** BEGIN Supplied records **

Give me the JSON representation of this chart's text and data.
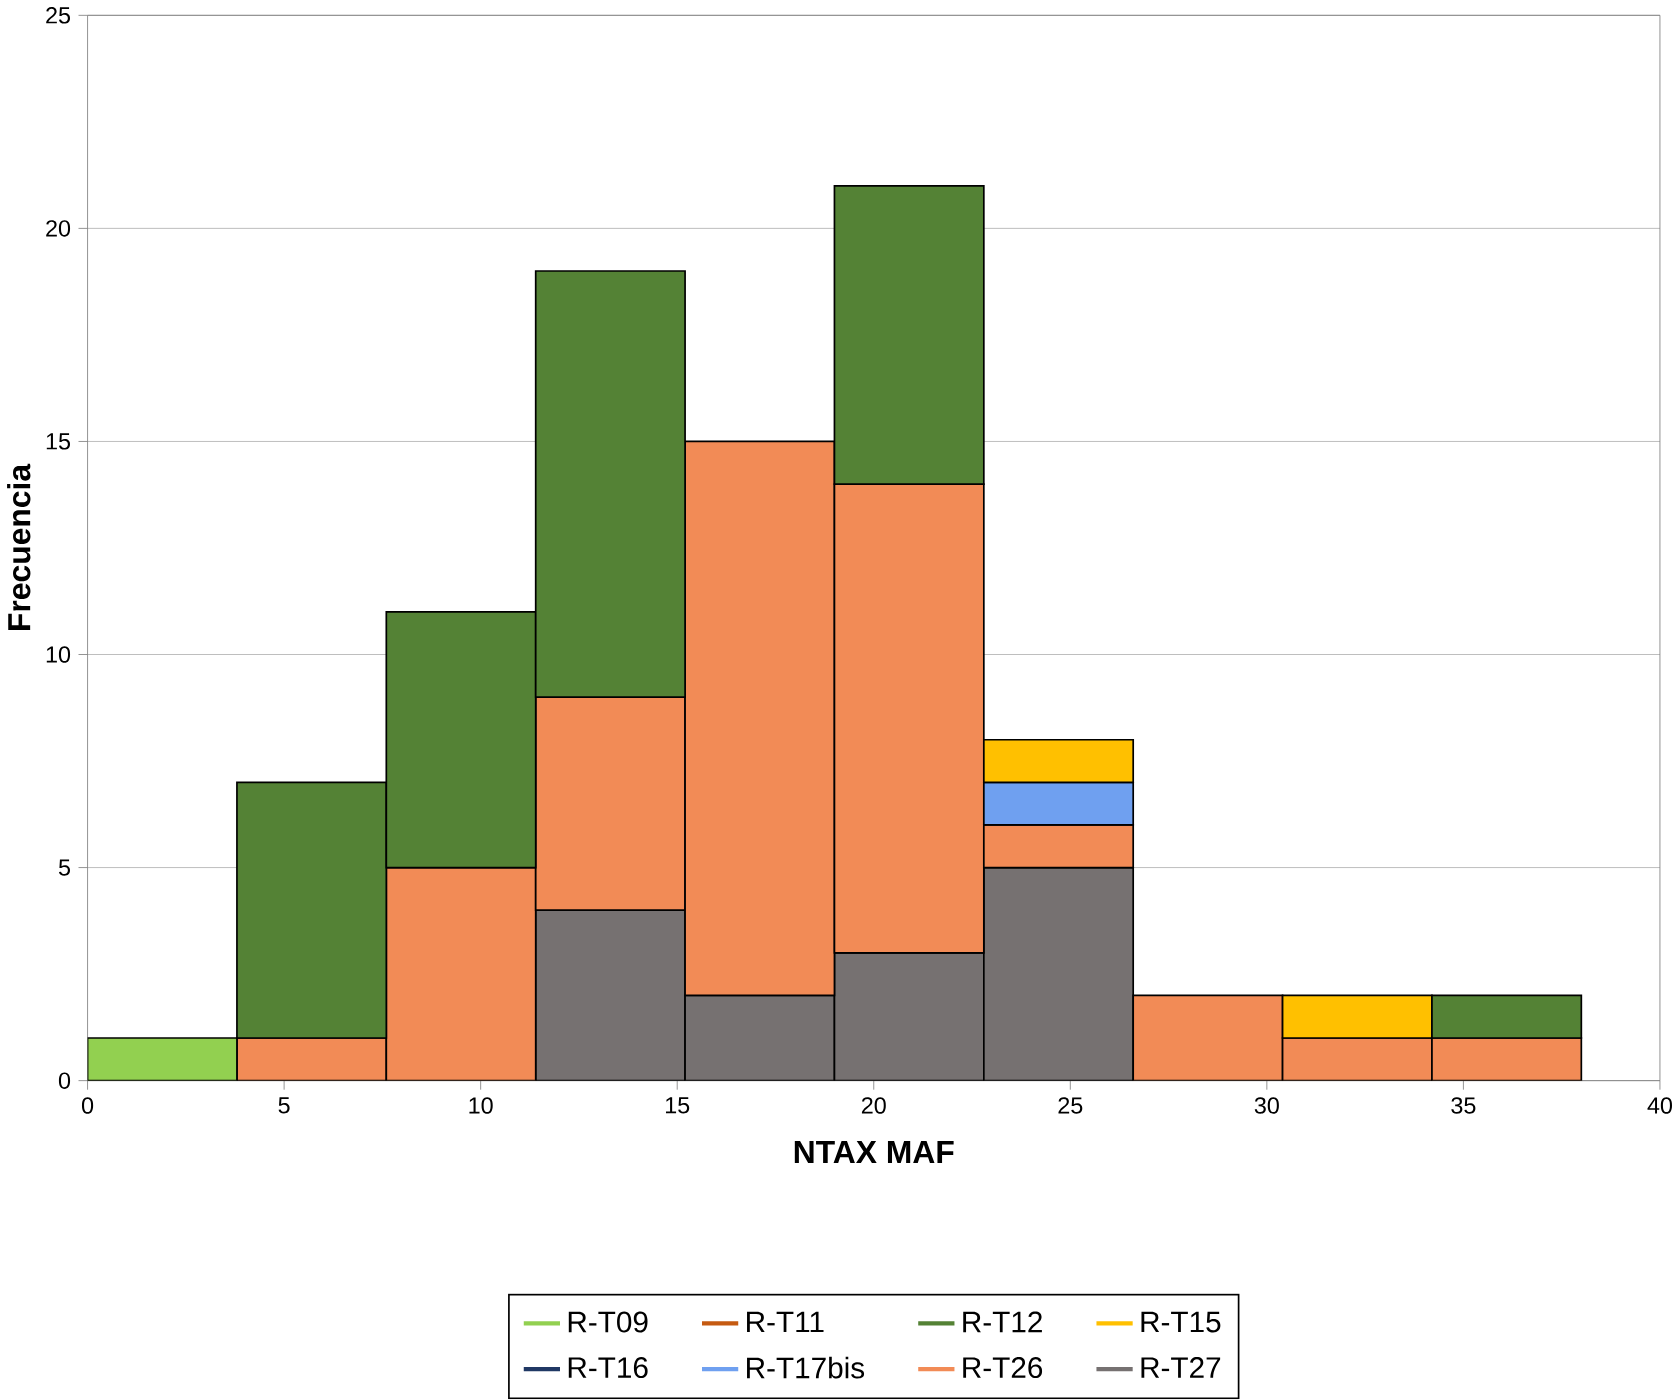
{
  "chart_data": {
    "type": "bar",
    "xlabel": "NTAX MAF",
    "ylabel": "Frecuencia",
    "x": [
      1.9,
      5.7,
      9.5,
      13.3,
      17.1,
      20.9,
      24.7,
      28.5,
      32.3,
      36.1
    ],
    "stacked": true,
    "series": [
      {
        "name": "R-T27",
        "color": "#767171",
        "values": [
          0,
          0,
          0,
          4,
          2,
          3,
          5,
          0,
          0,
          0
        ]
      },
      {
        "name": "R-T26",
        "color": "#f28b56",
        "values": [
          0,
          1,
          5,
          5,
          13,
          11,
          1,
          2,
          1,
          1
        ]
      },
      {
        "name": "R-T17bis",
        "color": "#6fa0f0",
        "values": [
          0,
          0,
          0,
          0,
          0,
          0,
          1,
          0,
          0,
          0
        ]
      },
      {
        "name": "R-T16",
        "color": "#203864",
        "values": [
          0,
          0,
          0,
          0,
          0,
          0,
          0,
          0,
          0,
          0
        ]
      },
      {
        "name": "R-T15",
        "color": "#ffc000",
        "values": [
          0,
          0,
          0,
          0,
          0,
          0,
          1,
          0,
          1,
          0
        ]
      },
      {
        "name": "R-T12",
        "color": "#548235",
        "values": [
          0,
          6,
          6,
          10,
          0,
          7,
          0,
          0,
          0,
          1
        ]
      },
      {
        "name": "R-T11",
        "color": "#c55a11",
        "values": [
          0,
          0,
          0,
          0,
          0,
          0,
          0,
          0,
          0,
          0
        ]
      },
      {
        "name": "R-T09",
        "color": "#92d050",
        "values": [
          1,
          0,
          0,
          0,
          0,
          0,
          0,
          0,
          0,
          0
        ]
      }
    ],
    "xlim": [
      0,
      40
    ],
    "xticks": [
      0,
      5,
      10,
      15,
      20,
      25,
      30,
      35,
      40
    ],
    "ylim": [
      0,
      25
    ],
    "yticks": [
      0,
      5,
      10,
      15,
      20,
      25
    ],
    "grid": "y",
    "legend": "bottom"
  }
}
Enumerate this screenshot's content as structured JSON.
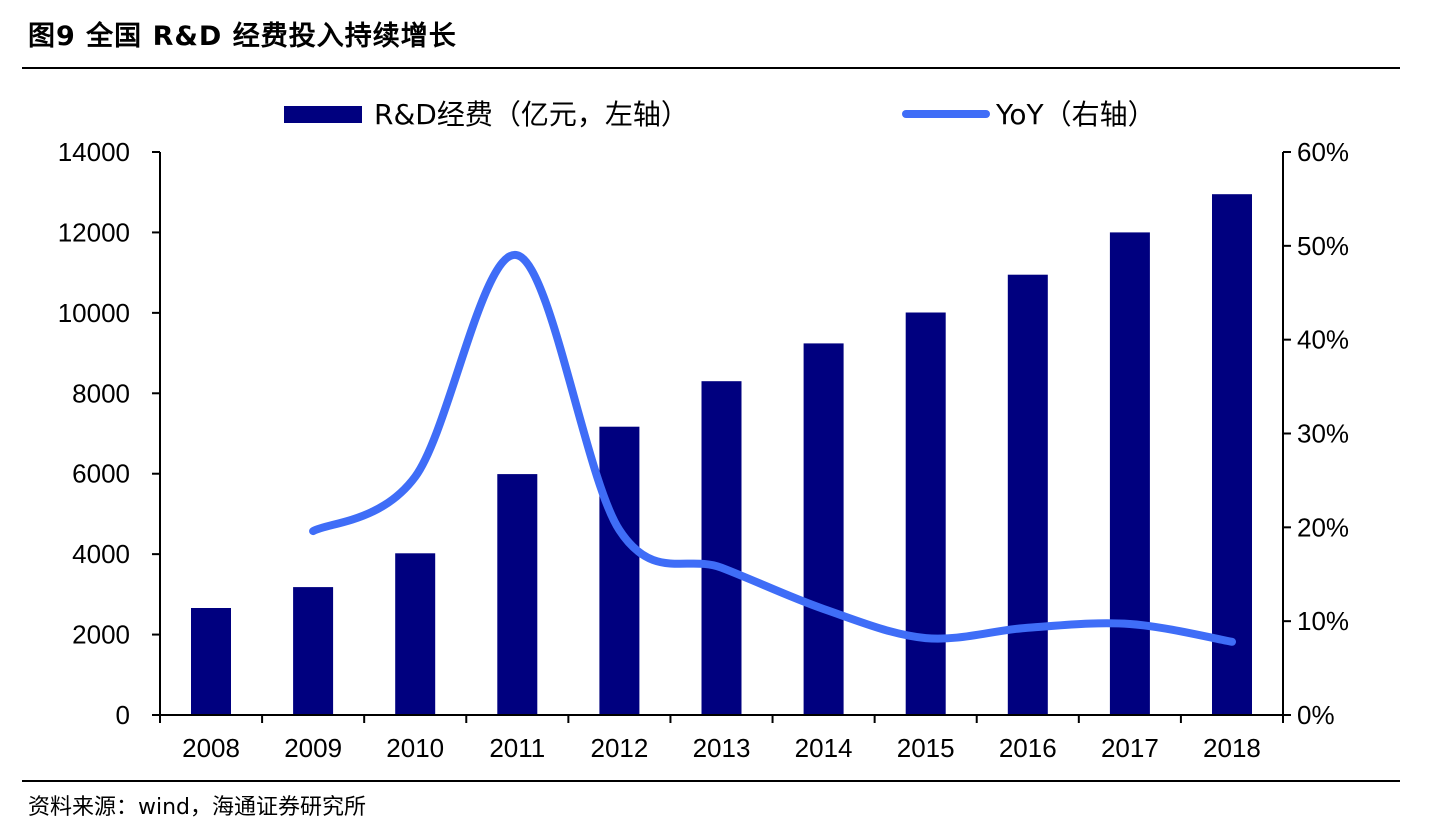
{
  "figure": {
    "title": "图9   全国 R&D 经费投入持续增长",
    "source": "资料来源：wind，海通证券研究所"
  },
  "colors": {
    "bar": "#00007f",
    "line": "#3f6df7",
    "axis": "#000000"
  },
  "chart_data": {
    "type": "bar",
    "title": "图9 全国 R&D 经费投入持续增长",
    "categories": [
      "2008",
      "2009",
      "2010",
      "2011",
      "2012",
      "2013",
      "2014",
      "2015",
      "2016",
      "2017",
      "2018"
    ],
    "series": [
      {
        "name": "R&D经费（亿元，左轴）",
        "type": "bar",
        "axis": "left",
        "values": [
          2660,
          3180,
          4020,
          5990,
          7170,
          8300,
          9240,
          10010,
          10950,
          12000,
          12950
        ]
      },
      {
        "name": "YoY（右轴）",
        "type": "line",
        "axis": "right",
        "values": [
          null,
          0.196,
          0.254,
          0.49,
          0.197,
          0.157,
          0.113,
          0.082,
          0.093,
          0.097,
          0.078
        ]
      }
    ],
    "y_left": {
      "ylim": [
        0,
        14000
      ],
      "ticks": [
        0,
        2000,
        4000,
        6000,
        8000,
        10000,
        12000,
        14000
      ],
      "tick_labels": [
        "0",
        "2000",
        "4000",
        "6000",
        "8000",
        "10000",
        "12000",
        "14000"
      ]
    },
    "y_right": {
      "ylim": [
        0,
        0.6
      ],
      "ticks": [
        0,
        0.1,
        0.2,
        0.3,
        0.4,
        0.5,
        0.6
      ],
      "tick_labels": [
        "0%",
        "10%",
        "20%",
        "30%",
        "40%",
        "50%",
        "60%"
      ]
    },
    "legend": {
      "position": "top",
      "entries": [
        "R&D经费（亿元，左轴）",
        "YoY（右轴）"
      ]
    },
    "grid": false
  }
}
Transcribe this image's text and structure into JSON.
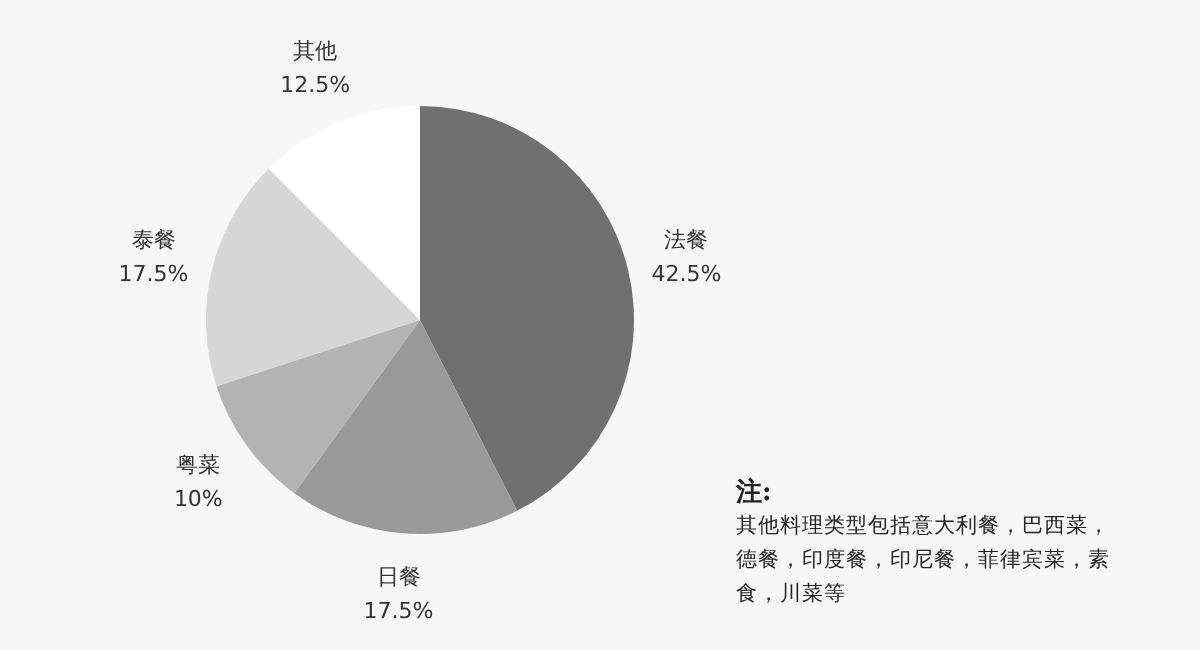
{
  "chart_data": {
    "type": "pie",
    "categories": [
      "法餐",
      "日餐",
      "粤菜",
      "泰餐",
      "其他"
    ],
    "values": [
      42.5,
      17.5,
      10,
      17.5,
      12.5
    ],
    "value_labels": [
      "42.5%",
      "17.5%",
      "10%",
      "17.5%",
      "12.5%"
    ],
    "colors": [
      "#707070",
      "#999999",
      "#b3b3b3",
      "#d6d6d6",
      "#ffffff"
    ],
    "annotations": [
      "注:",
      "其他料理类型包括意大利餐，巴西菜，德餐，印度餐，印尼餐，菲律宾菜，素食，川菜等"
    ]
  }
}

** END Supplied records **

Requirement | From the records above, pick out and copy each line holding the word "this".

Written solution |
Give me the JSON representation of this chart's text and data.
Enumerate this screenshot's content as structured JSON.
Transcribe this image's text and structure into JSON.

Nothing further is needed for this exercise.